## START EXERCISE INPUTS

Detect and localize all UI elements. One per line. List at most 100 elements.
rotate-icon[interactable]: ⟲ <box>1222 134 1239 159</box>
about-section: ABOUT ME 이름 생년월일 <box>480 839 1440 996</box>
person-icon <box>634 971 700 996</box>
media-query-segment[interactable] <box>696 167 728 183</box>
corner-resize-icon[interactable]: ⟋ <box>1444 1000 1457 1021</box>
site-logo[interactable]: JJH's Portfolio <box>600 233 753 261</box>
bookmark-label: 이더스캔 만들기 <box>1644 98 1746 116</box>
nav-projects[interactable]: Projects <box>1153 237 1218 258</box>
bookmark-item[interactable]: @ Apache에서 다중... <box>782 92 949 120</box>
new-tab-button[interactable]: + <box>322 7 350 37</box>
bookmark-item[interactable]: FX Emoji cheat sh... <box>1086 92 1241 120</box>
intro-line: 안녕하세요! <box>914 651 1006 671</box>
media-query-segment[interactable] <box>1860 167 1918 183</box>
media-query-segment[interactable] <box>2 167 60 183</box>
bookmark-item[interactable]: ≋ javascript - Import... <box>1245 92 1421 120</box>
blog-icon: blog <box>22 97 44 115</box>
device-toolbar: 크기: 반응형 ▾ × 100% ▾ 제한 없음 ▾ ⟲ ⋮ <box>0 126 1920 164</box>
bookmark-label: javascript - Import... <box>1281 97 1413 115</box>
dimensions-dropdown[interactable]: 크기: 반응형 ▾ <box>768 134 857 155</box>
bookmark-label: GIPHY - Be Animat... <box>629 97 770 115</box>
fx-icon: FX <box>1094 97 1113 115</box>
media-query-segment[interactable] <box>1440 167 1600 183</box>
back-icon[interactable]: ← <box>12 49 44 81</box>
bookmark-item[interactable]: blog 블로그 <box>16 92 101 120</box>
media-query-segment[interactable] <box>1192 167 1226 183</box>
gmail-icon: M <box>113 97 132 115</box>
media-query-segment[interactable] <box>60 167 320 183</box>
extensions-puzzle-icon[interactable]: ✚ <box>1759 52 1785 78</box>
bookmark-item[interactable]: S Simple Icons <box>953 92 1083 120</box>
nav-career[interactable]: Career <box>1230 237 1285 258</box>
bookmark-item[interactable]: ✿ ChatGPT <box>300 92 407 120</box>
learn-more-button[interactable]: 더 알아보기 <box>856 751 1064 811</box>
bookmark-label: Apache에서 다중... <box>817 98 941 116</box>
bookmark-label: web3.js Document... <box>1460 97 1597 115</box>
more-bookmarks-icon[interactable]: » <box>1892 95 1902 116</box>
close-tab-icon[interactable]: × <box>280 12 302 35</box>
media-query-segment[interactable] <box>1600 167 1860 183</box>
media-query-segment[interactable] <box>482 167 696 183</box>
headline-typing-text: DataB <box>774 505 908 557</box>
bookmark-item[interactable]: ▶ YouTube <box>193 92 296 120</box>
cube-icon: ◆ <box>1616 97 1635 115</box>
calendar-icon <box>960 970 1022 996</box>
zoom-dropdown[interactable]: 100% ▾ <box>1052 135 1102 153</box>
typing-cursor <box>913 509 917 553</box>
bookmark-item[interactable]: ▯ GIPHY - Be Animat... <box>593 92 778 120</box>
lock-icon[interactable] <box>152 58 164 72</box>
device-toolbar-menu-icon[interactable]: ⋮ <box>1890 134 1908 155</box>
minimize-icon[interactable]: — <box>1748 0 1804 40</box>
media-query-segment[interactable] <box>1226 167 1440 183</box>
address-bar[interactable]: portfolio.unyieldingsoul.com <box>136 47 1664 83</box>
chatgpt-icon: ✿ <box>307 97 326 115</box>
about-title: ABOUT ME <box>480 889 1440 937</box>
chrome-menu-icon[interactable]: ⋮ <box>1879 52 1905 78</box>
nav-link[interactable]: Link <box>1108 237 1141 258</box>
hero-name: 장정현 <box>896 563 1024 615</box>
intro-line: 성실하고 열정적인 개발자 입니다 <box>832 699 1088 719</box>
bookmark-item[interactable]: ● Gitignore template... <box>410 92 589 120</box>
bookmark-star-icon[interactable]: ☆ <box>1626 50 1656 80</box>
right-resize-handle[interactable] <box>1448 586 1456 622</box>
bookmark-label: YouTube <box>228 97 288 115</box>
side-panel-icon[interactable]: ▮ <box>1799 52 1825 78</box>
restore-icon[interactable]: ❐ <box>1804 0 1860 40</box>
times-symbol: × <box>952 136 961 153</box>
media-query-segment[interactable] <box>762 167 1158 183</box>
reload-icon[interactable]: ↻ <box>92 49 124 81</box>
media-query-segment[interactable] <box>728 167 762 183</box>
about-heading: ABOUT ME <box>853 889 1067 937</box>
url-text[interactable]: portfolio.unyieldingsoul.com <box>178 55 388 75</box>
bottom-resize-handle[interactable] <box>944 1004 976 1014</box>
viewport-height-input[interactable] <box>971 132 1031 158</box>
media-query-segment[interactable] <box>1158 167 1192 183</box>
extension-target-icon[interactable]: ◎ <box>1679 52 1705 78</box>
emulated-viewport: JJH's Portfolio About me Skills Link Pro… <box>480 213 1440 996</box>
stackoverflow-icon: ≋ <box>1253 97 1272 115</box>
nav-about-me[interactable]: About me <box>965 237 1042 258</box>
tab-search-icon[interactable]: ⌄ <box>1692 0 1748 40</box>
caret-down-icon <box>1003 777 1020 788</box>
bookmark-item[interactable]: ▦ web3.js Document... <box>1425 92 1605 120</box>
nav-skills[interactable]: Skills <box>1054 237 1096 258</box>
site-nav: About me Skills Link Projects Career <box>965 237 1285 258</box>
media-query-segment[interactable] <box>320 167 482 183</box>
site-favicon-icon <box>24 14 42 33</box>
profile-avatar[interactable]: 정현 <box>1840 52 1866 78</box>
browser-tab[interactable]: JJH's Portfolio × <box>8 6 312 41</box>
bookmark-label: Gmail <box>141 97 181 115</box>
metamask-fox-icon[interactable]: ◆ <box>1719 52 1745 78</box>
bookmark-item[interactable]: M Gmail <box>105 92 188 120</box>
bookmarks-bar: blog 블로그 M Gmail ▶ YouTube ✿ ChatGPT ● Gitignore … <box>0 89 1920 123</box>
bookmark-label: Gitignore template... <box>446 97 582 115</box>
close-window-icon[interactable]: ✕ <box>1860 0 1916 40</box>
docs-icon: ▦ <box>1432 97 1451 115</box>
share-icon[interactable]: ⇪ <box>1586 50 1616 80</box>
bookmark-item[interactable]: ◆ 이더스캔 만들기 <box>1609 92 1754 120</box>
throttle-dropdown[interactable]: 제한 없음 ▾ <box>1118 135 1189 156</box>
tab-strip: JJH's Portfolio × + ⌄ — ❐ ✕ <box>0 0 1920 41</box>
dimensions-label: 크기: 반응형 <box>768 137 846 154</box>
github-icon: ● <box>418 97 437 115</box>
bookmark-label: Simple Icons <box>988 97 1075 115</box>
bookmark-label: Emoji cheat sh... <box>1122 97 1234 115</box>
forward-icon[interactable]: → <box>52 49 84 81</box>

## END EXERCISE INPUTS
## START EXERCISE INPUTS

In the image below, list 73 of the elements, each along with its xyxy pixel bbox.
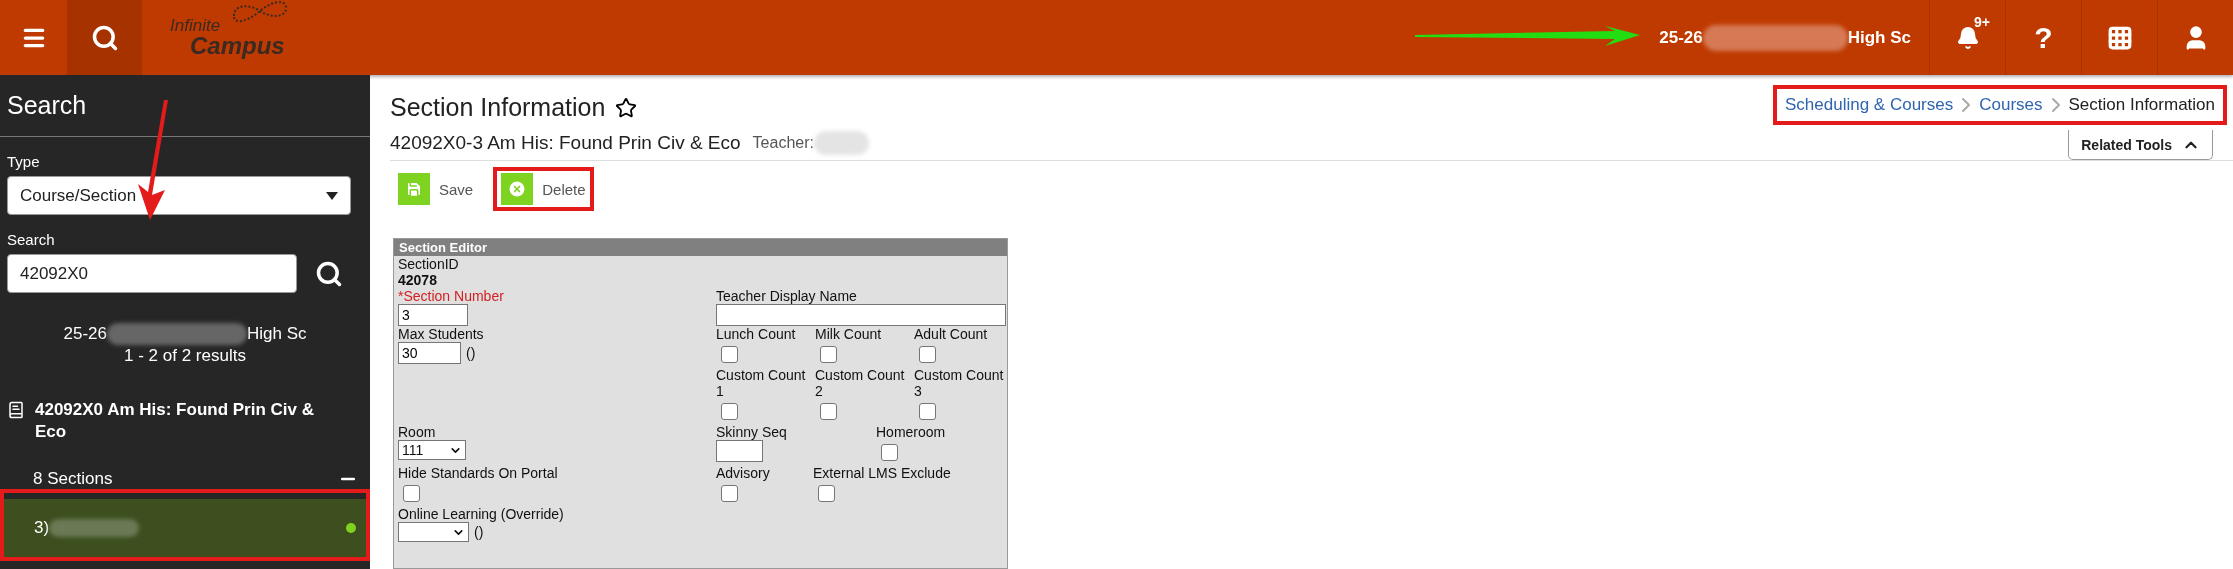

## END EXERCISE INPUTS
## START EXERCISE INPUTS

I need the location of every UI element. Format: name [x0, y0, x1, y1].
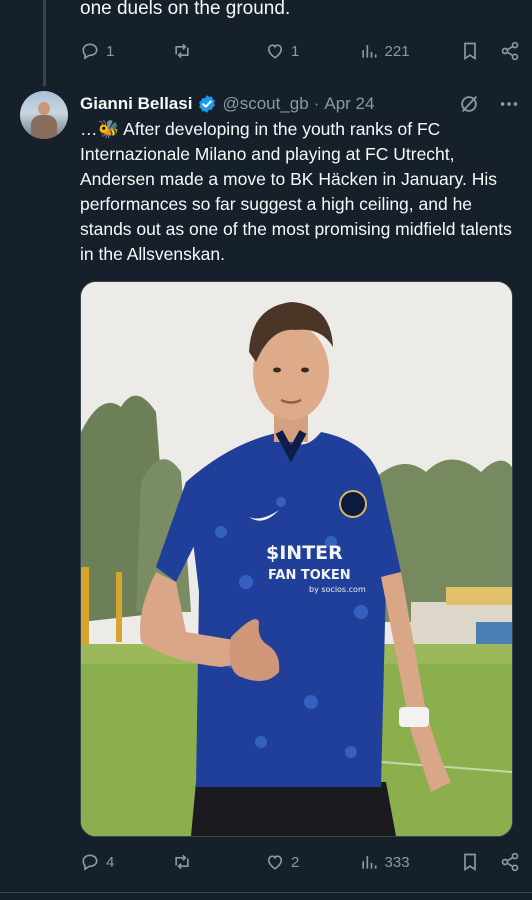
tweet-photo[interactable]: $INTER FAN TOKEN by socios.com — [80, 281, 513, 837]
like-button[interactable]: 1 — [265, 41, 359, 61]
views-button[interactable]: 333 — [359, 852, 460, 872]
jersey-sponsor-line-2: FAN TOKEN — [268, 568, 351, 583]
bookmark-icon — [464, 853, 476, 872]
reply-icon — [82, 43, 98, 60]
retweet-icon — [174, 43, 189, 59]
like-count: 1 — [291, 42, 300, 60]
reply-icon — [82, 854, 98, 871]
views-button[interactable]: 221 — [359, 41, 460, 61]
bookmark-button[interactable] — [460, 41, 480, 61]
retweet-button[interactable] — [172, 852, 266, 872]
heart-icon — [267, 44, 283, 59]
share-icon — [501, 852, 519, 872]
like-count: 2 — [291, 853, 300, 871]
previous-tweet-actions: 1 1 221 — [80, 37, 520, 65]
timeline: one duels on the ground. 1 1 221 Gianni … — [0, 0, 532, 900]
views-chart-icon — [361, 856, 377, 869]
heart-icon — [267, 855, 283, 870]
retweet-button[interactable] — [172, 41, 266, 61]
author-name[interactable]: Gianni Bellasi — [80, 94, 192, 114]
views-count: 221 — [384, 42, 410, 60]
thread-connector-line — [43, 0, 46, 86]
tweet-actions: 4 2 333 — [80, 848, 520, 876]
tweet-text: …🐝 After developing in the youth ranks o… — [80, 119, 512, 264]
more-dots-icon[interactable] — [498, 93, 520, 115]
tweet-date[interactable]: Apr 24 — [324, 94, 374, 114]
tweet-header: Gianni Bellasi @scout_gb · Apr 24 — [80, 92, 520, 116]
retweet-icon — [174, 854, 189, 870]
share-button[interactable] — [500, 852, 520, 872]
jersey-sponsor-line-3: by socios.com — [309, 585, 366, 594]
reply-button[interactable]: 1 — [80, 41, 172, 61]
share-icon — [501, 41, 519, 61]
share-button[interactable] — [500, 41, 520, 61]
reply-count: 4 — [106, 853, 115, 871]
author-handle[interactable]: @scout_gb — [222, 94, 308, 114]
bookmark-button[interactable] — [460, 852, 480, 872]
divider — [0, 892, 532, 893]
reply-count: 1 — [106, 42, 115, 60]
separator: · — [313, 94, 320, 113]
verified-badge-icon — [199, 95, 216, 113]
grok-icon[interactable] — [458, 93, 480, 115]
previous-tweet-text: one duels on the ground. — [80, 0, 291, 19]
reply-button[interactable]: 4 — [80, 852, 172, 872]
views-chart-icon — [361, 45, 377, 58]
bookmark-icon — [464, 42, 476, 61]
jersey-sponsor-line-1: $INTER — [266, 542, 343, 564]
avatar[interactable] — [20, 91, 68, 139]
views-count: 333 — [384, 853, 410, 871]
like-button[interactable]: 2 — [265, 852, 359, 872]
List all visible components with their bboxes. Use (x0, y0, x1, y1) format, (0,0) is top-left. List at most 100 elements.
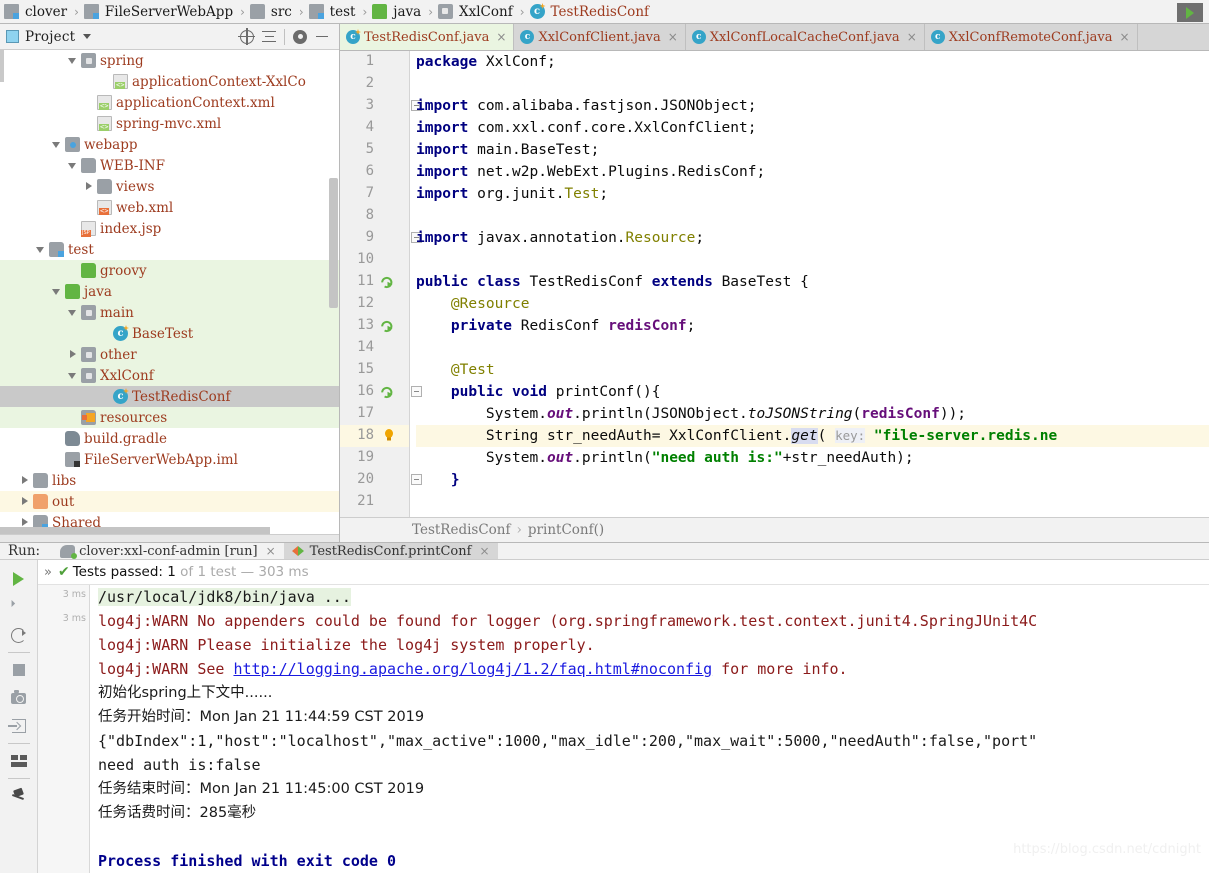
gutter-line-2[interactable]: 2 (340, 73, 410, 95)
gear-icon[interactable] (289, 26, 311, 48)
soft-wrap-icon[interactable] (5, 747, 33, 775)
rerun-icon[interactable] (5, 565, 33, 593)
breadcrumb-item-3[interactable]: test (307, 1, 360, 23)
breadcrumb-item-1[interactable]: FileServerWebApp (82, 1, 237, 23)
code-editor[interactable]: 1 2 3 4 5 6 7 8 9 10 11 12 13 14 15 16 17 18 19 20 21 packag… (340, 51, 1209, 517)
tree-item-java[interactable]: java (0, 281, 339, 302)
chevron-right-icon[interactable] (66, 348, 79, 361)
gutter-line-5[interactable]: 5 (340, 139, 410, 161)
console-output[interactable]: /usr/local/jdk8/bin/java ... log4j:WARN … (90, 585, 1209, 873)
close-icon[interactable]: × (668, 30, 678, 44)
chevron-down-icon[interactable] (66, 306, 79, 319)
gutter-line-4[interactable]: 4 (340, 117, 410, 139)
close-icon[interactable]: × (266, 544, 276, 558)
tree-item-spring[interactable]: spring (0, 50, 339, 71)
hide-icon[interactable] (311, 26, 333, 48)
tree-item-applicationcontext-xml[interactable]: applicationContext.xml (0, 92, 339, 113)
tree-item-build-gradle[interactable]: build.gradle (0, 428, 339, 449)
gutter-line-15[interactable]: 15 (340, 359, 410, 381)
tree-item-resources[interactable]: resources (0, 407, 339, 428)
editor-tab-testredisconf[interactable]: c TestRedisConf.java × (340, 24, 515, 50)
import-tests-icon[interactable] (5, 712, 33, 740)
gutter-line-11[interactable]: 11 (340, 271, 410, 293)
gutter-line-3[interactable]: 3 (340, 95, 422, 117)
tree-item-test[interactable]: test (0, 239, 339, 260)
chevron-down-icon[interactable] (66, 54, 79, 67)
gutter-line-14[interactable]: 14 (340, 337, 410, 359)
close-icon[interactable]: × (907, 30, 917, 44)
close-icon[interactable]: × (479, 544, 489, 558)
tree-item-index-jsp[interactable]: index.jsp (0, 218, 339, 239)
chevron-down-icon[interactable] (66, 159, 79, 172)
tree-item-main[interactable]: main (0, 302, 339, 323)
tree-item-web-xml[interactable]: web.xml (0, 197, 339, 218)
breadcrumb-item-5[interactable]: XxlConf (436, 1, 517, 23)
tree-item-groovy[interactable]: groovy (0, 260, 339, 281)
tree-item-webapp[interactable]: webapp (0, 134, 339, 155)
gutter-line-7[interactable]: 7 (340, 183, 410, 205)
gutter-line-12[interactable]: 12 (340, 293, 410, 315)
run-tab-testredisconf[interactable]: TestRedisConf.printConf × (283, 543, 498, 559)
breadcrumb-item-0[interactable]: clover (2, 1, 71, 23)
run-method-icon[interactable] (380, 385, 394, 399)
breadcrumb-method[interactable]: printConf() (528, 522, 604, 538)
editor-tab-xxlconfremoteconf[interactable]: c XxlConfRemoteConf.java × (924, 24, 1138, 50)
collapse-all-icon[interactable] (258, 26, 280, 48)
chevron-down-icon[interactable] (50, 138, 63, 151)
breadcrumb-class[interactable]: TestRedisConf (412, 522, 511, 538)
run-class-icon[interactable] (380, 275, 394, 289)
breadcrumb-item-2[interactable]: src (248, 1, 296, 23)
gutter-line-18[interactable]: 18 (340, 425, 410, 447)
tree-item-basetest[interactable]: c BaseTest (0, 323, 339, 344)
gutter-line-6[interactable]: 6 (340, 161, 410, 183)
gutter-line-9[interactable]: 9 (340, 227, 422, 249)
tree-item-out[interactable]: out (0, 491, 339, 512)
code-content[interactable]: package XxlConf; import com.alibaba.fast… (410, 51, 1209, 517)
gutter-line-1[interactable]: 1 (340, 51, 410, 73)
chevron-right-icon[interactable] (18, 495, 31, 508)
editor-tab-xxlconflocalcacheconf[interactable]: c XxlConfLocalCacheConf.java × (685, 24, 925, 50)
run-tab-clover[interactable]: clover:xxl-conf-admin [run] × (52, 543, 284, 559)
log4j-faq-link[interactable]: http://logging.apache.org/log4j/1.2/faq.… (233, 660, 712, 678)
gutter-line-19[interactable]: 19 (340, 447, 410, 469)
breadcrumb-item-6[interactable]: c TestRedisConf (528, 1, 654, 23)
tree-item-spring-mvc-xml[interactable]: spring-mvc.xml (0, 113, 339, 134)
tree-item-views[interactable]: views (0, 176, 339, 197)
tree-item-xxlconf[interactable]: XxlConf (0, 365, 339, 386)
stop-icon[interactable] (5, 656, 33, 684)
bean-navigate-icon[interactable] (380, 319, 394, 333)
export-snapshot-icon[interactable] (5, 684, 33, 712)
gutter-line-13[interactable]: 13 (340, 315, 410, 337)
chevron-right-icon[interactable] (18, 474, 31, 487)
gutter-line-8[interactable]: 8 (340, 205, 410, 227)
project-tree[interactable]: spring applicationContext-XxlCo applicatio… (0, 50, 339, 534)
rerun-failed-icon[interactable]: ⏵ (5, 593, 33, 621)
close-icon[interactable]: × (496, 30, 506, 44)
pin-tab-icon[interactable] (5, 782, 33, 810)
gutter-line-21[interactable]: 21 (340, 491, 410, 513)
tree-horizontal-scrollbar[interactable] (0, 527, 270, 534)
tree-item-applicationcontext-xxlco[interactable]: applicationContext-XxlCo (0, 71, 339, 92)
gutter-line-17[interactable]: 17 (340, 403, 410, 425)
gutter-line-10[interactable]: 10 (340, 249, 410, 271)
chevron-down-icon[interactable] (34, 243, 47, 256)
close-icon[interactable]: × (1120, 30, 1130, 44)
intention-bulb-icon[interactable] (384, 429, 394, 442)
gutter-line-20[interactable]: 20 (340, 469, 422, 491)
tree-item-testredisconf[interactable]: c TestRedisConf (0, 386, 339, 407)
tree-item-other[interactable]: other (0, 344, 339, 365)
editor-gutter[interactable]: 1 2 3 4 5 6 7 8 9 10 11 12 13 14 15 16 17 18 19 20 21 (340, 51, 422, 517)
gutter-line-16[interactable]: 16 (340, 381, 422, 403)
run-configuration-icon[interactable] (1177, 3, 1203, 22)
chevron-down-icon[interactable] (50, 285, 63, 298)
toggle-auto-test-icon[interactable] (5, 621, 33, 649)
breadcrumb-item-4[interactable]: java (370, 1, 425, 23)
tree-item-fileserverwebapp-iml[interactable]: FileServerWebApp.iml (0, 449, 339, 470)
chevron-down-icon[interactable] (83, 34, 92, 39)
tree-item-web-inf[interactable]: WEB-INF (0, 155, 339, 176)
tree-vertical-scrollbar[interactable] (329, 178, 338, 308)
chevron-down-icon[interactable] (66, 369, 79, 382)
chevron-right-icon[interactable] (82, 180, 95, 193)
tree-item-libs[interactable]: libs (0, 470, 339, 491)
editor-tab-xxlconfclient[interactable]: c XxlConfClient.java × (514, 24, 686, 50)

## END EXERCISE INPUTS

* [EXERCISE DESCRIPTION]:
Rewrite the material starting with the line with "I need the location" and going on through the line with "previous-tweet-text: one duels" as a CSV with two columns, input and output. Put each pair on one row, wrap each field in double quotes, turn line breaks into spaces, and leave out the pictures.

* [COMPLETED TASK]:
input,output
"I need the location of every UI element. Format: name [x0, y0, x1, y1].","tweet-photo[interactable]: $INTER FAN TOKEN by socios.com — [80, 281, 513, 837] like-button[interactable]: 1 — [265, 41, 359, 61] views-button[interactable]: 333 — [359, 852, 460, 872] jersey-sponsor-line-2: FAN TOKEN — [268, 568, 351, 583] bookmark-icon — [464, 853, 476, 872] reply-icon — [82, 43, 98, 60] retweet-icon — [174, 43, 189, 59] like-count: 1 — [291, 42, 300, 60] reply-icon — [82, 854, 98, 871] views-button[interactable]: 221 — [359, 41, 460, 61] bookmark-button[interactable] — [460, 41, 480, 61] retweet-button[interactable] — [172, 852, 266, 872] heart-icon — [267, 44, 283, 59] share-icon — [501, 852, 519, 872] like-count: 2 — [291, 853, 300, 871] previous-tweet-actions: 1 1 221 — [80, 37, 520, 65] timeline: one duels on the ground. 1 1 221 Gianni … — [0, 0, 532, 900] views-chart-icon — [361, 856, 377, 869] heart-icon — [267, 855, 283, 870] retweet-button[interactable] — [172, 41, 266, 61] author-name[interactable]: Gianni Bellasi — [80, 94, 192, 114] views-count: 221 — [384, 42, 410, 60] thread-connector-line — [43, 0, 46, 86] tweet-actions: 4 2 333 — [80, 848, 520, 876] tweet-text: …🐝 After developing in the youth ranks o… — [80, 119, 512, 264] more-dots-icon[interactable] — [498, 93, 520, 115] tweet-date[interactable]: Apr 24 — [324, 94, 374, 114] tweet-header: Gianni Bellasi @scout_gb · Apr 24 — [80, 92, 520, 116] retweet-icon — [174, 854, 189, 870] share-button[interactable] — [500, 852, 520, 872] jersey-sponsor-line-3: by socios.com — [309, 585, 366, 594] reply-button[interactable]: 1 — [80, 41, 172, 61] share-icon — [501, 41, 519, 61] share-button[interactable] — [500, 41, 520, 61] reply-count: 4 — [106, 853, 115, 871] author-handle[interactable]: @scout_gb — [222, 94, 308, 114] bookmark-button[interactable] — [460, 852, 480, 872] divider — [0, 892, 532, 893] reply-count: 1 — [106, 42, 115, 60] separator: · — [313, 94, 320, 113] verified-badge-icon — [199, 95, 216, 113] grok-icon[interactable] — [458, 93, 480, 115] previous-tweet-text: one duels on the ground. — [80, 0, 291, 19]"